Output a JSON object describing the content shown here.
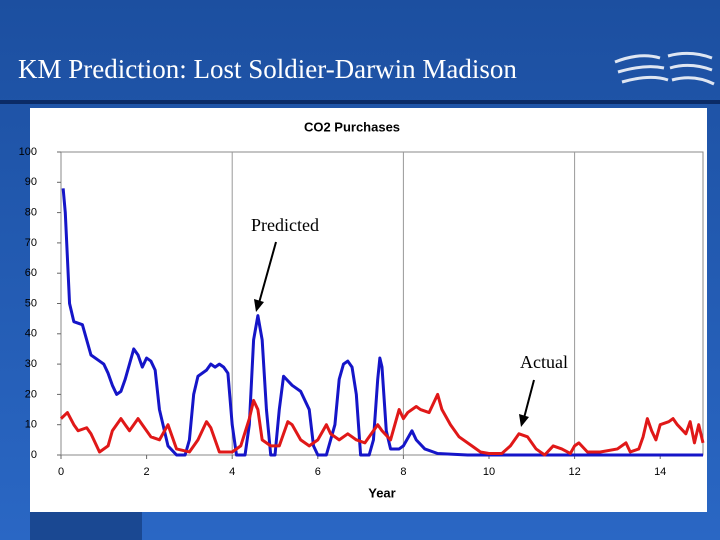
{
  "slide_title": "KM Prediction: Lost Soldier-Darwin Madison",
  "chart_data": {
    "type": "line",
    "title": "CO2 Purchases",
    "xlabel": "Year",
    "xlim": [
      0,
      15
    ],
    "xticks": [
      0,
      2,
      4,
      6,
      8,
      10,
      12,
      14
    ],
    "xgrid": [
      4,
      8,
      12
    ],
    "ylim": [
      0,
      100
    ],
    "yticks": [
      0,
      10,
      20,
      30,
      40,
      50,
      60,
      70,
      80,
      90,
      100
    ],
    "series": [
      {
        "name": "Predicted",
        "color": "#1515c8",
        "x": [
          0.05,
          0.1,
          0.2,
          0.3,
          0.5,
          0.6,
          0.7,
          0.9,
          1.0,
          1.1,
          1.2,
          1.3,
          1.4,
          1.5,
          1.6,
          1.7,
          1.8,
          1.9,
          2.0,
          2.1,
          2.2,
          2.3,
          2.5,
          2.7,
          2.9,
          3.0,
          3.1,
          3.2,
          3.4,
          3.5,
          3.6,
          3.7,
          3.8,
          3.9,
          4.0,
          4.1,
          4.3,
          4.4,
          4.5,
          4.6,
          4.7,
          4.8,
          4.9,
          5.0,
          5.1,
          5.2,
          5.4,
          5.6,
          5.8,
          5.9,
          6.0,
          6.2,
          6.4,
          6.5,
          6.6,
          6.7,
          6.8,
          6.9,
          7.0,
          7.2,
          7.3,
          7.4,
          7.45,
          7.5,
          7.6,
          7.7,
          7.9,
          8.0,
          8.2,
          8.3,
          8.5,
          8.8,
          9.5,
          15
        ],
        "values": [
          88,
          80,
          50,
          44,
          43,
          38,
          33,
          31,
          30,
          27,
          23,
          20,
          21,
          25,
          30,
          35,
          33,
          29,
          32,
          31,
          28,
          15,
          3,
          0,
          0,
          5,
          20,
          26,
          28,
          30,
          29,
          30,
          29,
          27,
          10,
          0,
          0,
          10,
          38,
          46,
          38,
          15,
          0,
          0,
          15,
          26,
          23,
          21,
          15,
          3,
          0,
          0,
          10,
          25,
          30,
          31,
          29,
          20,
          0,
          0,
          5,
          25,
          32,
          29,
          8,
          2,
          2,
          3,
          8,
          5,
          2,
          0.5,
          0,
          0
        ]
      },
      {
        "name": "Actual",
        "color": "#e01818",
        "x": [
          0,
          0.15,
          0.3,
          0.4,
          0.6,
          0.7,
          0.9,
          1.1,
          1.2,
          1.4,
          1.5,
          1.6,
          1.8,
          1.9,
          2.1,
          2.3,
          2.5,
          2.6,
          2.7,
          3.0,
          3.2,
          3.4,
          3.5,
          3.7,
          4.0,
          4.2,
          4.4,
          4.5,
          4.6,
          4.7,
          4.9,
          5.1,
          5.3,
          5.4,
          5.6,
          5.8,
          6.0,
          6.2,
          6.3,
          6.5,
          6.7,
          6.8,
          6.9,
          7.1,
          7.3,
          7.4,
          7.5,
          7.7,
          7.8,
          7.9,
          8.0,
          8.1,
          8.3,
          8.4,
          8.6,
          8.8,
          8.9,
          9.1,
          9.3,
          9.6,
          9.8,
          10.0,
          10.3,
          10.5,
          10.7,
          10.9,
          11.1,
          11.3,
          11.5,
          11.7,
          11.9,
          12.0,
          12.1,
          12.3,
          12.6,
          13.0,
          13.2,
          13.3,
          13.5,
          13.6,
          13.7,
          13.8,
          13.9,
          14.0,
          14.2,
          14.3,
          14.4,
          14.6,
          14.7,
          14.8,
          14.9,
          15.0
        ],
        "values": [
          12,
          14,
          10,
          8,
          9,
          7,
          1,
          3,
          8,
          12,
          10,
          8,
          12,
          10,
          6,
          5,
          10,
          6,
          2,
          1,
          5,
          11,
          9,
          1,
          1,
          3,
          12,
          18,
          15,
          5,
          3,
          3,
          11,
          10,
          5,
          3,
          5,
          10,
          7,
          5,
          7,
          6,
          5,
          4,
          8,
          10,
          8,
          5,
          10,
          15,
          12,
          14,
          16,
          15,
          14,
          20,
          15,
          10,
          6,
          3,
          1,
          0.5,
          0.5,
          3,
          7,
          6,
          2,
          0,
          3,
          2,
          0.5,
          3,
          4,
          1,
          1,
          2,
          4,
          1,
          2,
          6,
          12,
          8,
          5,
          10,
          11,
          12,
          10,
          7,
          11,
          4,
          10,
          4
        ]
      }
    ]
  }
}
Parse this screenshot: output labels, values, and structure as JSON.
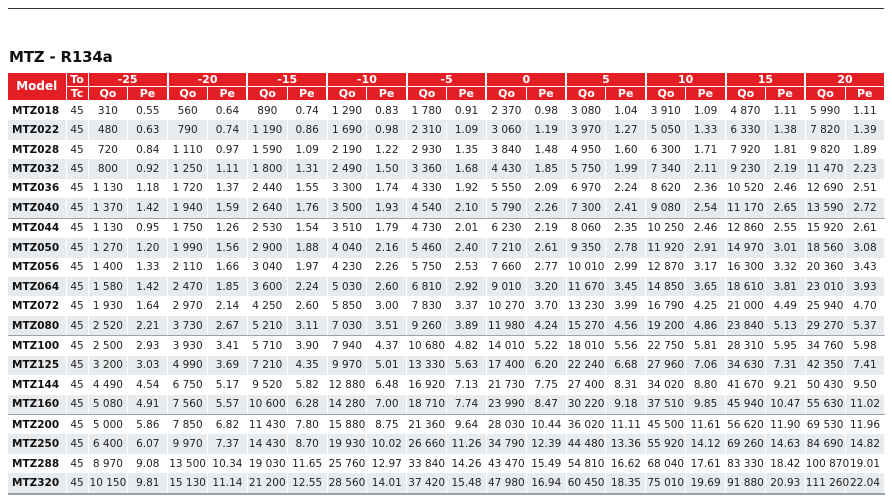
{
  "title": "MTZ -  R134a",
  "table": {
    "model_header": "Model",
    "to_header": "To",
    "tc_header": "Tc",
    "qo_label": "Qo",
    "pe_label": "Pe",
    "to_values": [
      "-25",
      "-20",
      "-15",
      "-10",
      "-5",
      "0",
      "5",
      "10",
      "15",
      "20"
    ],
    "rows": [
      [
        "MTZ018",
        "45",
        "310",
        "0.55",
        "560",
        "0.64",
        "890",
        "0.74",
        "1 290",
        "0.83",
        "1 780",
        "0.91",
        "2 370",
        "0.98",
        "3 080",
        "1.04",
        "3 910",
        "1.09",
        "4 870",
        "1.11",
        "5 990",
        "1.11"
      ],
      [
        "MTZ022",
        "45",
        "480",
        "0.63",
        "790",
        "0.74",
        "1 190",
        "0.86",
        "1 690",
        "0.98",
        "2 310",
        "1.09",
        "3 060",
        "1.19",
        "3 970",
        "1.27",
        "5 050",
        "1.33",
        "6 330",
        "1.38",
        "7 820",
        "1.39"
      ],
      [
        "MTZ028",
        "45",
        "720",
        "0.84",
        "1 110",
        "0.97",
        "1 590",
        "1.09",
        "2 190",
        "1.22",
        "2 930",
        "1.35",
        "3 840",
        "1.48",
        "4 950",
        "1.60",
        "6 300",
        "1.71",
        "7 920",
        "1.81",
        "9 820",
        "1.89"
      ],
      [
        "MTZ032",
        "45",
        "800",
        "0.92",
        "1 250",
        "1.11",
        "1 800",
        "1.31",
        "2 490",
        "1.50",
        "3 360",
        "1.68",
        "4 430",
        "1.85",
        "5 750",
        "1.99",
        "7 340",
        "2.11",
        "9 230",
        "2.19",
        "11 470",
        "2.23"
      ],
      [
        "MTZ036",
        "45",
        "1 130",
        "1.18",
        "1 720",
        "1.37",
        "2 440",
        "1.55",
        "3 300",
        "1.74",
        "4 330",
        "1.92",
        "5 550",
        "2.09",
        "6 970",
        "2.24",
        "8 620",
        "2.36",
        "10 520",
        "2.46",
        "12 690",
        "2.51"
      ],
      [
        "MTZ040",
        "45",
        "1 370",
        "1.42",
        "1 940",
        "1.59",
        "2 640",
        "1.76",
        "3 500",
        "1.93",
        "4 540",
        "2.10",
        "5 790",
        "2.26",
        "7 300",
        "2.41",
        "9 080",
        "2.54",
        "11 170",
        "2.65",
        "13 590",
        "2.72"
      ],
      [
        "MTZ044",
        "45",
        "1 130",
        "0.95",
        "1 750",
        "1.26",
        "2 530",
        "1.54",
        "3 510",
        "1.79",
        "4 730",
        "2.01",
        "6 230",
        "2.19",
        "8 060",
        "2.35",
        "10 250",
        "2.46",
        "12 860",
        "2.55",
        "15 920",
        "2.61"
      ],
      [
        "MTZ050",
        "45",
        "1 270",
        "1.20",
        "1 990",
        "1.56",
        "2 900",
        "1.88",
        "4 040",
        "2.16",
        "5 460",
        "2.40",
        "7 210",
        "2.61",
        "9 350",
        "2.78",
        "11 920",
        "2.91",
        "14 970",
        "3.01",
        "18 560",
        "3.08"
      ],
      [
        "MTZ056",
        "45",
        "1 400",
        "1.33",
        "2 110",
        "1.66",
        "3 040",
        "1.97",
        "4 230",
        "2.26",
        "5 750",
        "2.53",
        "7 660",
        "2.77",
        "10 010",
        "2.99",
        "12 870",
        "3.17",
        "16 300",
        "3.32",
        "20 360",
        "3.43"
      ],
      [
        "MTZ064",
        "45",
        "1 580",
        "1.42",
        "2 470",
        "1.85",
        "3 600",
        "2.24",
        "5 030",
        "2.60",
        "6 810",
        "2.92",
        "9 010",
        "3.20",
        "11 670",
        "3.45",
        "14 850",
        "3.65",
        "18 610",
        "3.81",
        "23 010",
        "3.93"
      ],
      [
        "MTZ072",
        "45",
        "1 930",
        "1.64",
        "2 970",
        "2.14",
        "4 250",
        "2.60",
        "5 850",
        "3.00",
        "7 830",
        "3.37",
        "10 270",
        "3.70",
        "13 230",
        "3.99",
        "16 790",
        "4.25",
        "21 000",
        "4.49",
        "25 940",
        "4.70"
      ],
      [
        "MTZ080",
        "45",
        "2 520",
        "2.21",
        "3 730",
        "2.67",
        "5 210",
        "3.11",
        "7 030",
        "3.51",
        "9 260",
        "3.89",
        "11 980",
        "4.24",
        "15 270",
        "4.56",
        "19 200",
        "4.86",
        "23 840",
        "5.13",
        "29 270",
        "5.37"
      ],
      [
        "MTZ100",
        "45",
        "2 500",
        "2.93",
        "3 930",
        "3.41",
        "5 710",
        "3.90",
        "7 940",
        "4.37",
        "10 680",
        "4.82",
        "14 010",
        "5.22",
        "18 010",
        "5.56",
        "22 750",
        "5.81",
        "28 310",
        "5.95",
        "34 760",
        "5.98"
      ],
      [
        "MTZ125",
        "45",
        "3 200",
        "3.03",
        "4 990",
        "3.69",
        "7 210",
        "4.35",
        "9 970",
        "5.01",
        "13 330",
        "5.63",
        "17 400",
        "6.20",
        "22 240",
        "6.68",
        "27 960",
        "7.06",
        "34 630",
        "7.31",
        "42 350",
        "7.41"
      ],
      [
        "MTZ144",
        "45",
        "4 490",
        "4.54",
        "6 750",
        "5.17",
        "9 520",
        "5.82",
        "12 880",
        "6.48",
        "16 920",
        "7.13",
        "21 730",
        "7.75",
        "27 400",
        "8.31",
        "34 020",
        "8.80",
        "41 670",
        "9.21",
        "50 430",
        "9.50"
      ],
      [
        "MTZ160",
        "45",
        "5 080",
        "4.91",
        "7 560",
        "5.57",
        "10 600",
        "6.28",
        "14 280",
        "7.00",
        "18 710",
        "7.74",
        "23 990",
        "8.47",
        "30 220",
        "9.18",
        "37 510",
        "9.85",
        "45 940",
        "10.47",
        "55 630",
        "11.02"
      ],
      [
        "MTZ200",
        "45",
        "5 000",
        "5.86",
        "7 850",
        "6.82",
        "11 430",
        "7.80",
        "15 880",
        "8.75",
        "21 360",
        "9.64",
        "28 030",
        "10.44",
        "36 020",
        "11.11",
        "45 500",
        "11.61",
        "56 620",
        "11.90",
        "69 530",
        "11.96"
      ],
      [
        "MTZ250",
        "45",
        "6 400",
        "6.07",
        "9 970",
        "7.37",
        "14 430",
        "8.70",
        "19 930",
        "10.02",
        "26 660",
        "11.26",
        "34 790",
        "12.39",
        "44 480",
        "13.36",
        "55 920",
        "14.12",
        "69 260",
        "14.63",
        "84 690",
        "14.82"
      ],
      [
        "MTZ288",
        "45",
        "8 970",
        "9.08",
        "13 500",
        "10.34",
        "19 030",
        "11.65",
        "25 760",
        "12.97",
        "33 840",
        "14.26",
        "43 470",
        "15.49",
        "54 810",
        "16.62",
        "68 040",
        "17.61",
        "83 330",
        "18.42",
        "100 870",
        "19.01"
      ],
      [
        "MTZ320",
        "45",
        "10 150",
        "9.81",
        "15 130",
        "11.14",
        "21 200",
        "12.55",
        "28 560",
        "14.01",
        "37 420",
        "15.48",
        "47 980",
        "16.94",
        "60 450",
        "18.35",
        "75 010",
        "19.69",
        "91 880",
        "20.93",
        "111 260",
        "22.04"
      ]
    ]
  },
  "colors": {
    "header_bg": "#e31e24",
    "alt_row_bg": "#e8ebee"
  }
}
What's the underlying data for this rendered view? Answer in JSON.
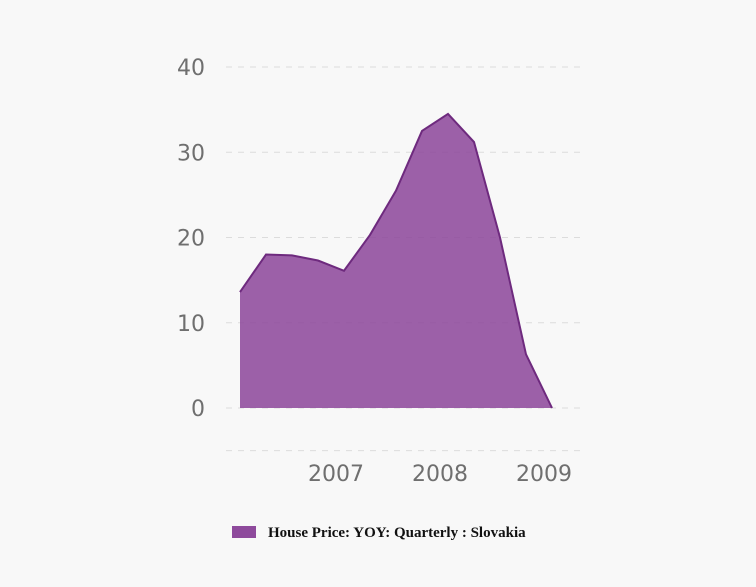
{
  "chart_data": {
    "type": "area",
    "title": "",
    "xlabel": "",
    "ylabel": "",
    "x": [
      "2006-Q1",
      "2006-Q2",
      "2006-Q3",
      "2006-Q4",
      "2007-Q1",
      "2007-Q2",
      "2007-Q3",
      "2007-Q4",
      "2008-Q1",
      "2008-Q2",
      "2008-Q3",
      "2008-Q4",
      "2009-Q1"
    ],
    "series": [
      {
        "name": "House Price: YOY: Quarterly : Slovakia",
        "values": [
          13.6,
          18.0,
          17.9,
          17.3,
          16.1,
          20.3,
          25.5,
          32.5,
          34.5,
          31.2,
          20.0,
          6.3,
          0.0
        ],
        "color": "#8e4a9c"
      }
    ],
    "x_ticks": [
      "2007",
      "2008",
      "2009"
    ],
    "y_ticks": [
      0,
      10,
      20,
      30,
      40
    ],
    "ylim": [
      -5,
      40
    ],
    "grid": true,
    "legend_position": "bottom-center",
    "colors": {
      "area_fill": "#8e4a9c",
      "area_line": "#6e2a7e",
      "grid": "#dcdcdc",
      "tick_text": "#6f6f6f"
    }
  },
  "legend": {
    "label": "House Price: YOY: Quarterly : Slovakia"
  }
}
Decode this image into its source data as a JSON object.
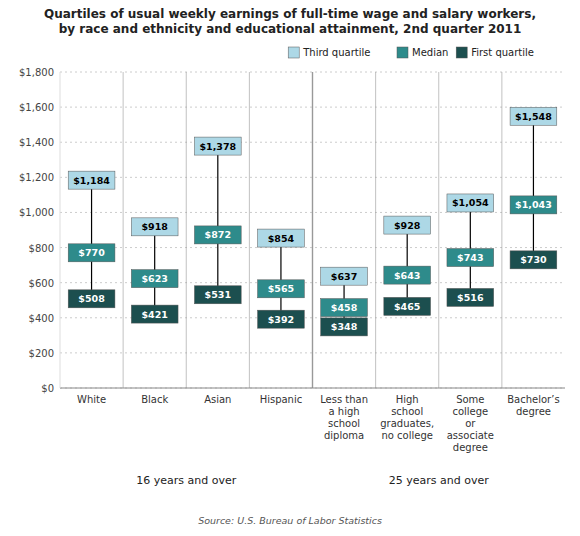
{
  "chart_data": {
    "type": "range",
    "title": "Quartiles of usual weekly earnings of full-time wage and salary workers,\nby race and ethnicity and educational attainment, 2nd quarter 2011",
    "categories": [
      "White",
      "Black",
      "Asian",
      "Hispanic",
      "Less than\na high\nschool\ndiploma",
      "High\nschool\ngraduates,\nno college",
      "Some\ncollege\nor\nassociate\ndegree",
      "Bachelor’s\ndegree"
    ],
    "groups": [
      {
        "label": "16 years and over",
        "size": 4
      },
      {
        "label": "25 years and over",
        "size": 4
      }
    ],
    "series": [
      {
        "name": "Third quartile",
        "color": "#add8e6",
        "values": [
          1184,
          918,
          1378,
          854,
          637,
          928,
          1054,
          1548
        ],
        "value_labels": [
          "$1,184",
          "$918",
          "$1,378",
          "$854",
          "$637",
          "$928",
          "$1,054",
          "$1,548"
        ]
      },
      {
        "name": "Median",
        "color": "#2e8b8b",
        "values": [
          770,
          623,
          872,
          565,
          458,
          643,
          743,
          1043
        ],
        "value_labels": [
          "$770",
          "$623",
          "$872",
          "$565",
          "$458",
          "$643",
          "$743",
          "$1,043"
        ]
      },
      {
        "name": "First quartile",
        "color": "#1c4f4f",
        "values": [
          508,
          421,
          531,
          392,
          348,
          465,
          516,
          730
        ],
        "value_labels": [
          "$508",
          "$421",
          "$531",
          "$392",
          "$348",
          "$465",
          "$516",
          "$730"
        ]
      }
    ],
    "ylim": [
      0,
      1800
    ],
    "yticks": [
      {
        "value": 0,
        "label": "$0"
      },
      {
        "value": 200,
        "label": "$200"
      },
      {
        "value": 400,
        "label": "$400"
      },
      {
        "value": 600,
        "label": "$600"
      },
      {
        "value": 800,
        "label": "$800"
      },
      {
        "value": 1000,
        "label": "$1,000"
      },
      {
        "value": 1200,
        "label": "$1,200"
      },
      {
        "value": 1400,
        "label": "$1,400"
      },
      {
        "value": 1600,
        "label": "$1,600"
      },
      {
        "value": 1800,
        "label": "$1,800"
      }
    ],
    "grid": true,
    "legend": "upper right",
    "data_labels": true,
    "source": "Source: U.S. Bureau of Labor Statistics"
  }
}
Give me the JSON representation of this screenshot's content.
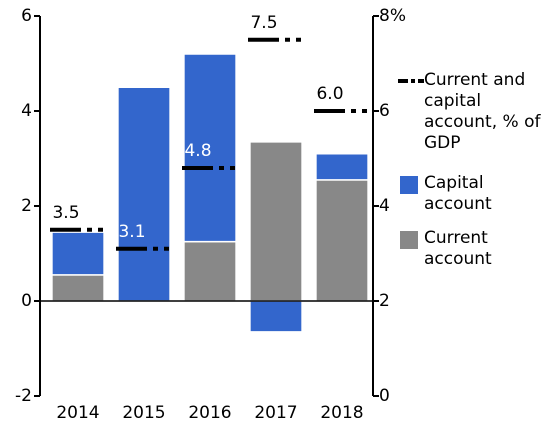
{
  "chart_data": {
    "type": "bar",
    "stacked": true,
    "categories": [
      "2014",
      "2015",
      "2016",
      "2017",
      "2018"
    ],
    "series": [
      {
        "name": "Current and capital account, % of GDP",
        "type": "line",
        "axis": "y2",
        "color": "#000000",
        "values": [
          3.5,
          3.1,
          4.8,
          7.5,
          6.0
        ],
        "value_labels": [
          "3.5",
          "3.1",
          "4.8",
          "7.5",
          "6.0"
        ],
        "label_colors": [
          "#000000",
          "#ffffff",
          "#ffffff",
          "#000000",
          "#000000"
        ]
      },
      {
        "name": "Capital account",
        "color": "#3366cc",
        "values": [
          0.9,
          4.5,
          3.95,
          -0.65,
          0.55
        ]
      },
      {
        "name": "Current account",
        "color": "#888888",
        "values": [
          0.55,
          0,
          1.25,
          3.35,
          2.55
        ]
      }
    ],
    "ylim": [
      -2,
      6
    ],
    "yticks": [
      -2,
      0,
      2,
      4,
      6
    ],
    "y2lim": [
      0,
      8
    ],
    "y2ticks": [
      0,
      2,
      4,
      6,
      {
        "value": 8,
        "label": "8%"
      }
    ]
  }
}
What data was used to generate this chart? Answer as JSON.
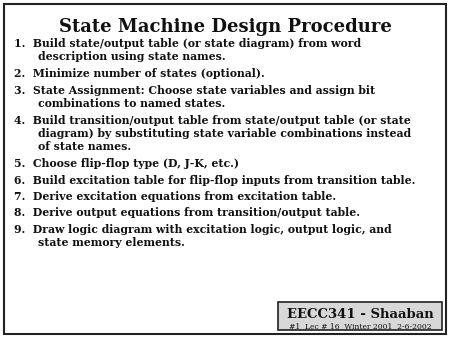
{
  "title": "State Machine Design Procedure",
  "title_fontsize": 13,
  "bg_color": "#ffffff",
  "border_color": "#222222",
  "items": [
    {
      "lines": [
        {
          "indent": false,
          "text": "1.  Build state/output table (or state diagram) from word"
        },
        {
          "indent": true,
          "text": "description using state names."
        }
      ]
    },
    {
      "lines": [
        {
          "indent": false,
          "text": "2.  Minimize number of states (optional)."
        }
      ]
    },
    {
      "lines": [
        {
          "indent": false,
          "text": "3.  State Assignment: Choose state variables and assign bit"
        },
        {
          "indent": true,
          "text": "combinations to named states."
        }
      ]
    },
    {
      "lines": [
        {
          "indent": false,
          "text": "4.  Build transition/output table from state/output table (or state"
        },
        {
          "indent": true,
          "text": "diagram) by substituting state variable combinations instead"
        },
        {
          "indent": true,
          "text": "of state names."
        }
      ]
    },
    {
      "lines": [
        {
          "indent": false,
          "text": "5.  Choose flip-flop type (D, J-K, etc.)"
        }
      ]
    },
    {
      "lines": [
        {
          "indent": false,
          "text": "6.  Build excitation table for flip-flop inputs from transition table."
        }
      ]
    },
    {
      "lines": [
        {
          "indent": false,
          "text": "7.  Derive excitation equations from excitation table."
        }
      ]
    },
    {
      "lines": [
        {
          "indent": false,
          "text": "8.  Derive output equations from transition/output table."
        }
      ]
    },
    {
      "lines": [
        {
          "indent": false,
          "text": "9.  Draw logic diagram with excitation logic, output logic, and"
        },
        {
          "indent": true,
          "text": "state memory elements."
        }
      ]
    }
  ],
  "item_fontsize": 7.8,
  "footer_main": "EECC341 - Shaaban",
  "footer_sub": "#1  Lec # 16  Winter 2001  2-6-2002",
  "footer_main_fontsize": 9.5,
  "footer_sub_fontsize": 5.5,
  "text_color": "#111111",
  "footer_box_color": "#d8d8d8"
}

====

§ **Stated problem**: Of the lines in the data, how many contain the word "Build"? Provide the number and nothing further.

§ **Problem solution**: 3